— Aim of the task —
Return every entry below exactly as written.
========================
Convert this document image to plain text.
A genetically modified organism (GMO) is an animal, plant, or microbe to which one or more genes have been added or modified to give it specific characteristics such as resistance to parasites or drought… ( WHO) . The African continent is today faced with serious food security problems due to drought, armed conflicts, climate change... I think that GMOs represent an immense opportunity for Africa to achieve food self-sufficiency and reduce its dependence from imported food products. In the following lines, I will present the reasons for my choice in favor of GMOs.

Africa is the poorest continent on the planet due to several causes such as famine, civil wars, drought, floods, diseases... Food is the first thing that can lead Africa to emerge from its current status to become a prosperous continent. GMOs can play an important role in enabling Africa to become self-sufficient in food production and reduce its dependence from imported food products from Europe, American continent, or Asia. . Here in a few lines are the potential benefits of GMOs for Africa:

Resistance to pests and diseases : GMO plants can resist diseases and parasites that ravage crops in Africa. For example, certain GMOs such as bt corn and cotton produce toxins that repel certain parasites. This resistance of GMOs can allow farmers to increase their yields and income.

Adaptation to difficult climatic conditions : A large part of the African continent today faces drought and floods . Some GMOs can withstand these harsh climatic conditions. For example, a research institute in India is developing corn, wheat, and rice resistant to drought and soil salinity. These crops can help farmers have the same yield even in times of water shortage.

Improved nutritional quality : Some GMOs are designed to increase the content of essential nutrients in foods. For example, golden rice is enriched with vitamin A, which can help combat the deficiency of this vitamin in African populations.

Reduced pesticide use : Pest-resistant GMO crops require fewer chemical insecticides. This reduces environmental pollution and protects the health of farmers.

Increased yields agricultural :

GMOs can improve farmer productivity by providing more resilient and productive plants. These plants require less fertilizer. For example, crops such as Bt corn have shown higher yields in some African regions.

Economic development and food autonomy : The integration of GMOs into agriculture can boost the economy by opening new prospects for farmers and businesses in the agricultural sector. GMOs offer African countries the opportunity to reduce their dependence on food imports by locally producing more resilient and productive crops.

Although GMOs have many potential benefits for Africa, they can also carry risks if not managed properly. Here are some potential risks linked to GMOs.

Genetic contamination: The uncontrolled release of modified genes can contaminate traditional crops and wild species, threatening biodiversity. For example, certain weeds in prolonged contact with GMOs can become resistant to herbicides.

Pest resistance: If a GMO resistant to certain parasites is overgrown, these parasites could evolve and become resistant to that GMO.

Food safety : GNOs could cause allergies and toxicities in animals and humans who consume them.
========================
— Reply to the task —
Convert this document image to plain text.
A genetically modified organism (GMO) is an animal, plant, or microbe to which one or more genes have been added or modified to give it specific characteristics such as resistance to parasites or drought… ( WHO) . The African continent is today faced with serious food security problems due to drought, armed conflicts, climate change... I think that GMOs represent an immense opportunity for Africa to achieve food self-sufficiency and reduce its dependence from imported food products. In the following lines, I will present the reasons for my choice in favor of GMOs.

Africa is the poorest continent on the planet due to several causes such as famine, civil wars, drought, floods, diseases... Food is the first thing that can lead Africa to emerge from its current status to become a prosperous continent. GMOs can play an important role in enabling Africa to become self-sufficient in food production and reduce its dependence from imported food products from Europe, American continent, or Asia. . Here in a few lines are the potential benefits of GMOs for Africa:

Resistance to pests and diseases : GMO plants can resist diseases and parasites that ravage crops in Africa. For example, certain GMOs such as bt corn and cotton produce toxins that repel certain parasites. This resistance of GMOs can allow farmers to increase their yields and income.

Adaptation to difficult climatic conditions : A large part of the African continent today faces drought and floods . Some GMOs can withstand these harsh climatic conditions. For example, a research institute in India is developing corn, wheat, and rice resistant to drought and soil salinity. These crops can help farmers have the same yield even in times of water shortage.

Improved nutritional quality : Some GMOs are designed to increase the content of essential nutrients in foods. For example, golden rice is enriched with vitamin A, which can help combat the deficiency of this vitamin in African populations.

Reduced pesticide use : Pest-resistant GMO crops require fewer chemical insecticides. This reduces environmental pollution and protects the health of farmers.

Increased yields agricultural :

GMOs can improve farmer productivity by providing more resilient and productive plants. These plants require less fertilizer. For example, crops such as Bt corn have shown higher yields in some African regions.

Economic development and food autonomy : The integration of GMOs into agriculture can boost the economy by opening new prospects for farmers and businesses in the agricultural sector. GMOs offer African countries the opportunity to reduce their dependence on food imports by locally producing more resilient and productive crops.

Although GMOs have many potential benefits for Africa, they can also carry risks if not managed properly. Here are some potential risks linked to GMOs.

Genetic contamination: The uncontrolled release of modified genes can contaminate traditional crops and wild species, threatening biodiversity. For example, certain weeds in prolonged contact with GMOs can become resistant to herbicides.

Pest resistance: If a GMO resistant to certain parasites is overgrown, these parasites could evolve and become resistant to that GMO.

Food safety : GNOs could cause allergies and toxicities in animals and humans who consume them.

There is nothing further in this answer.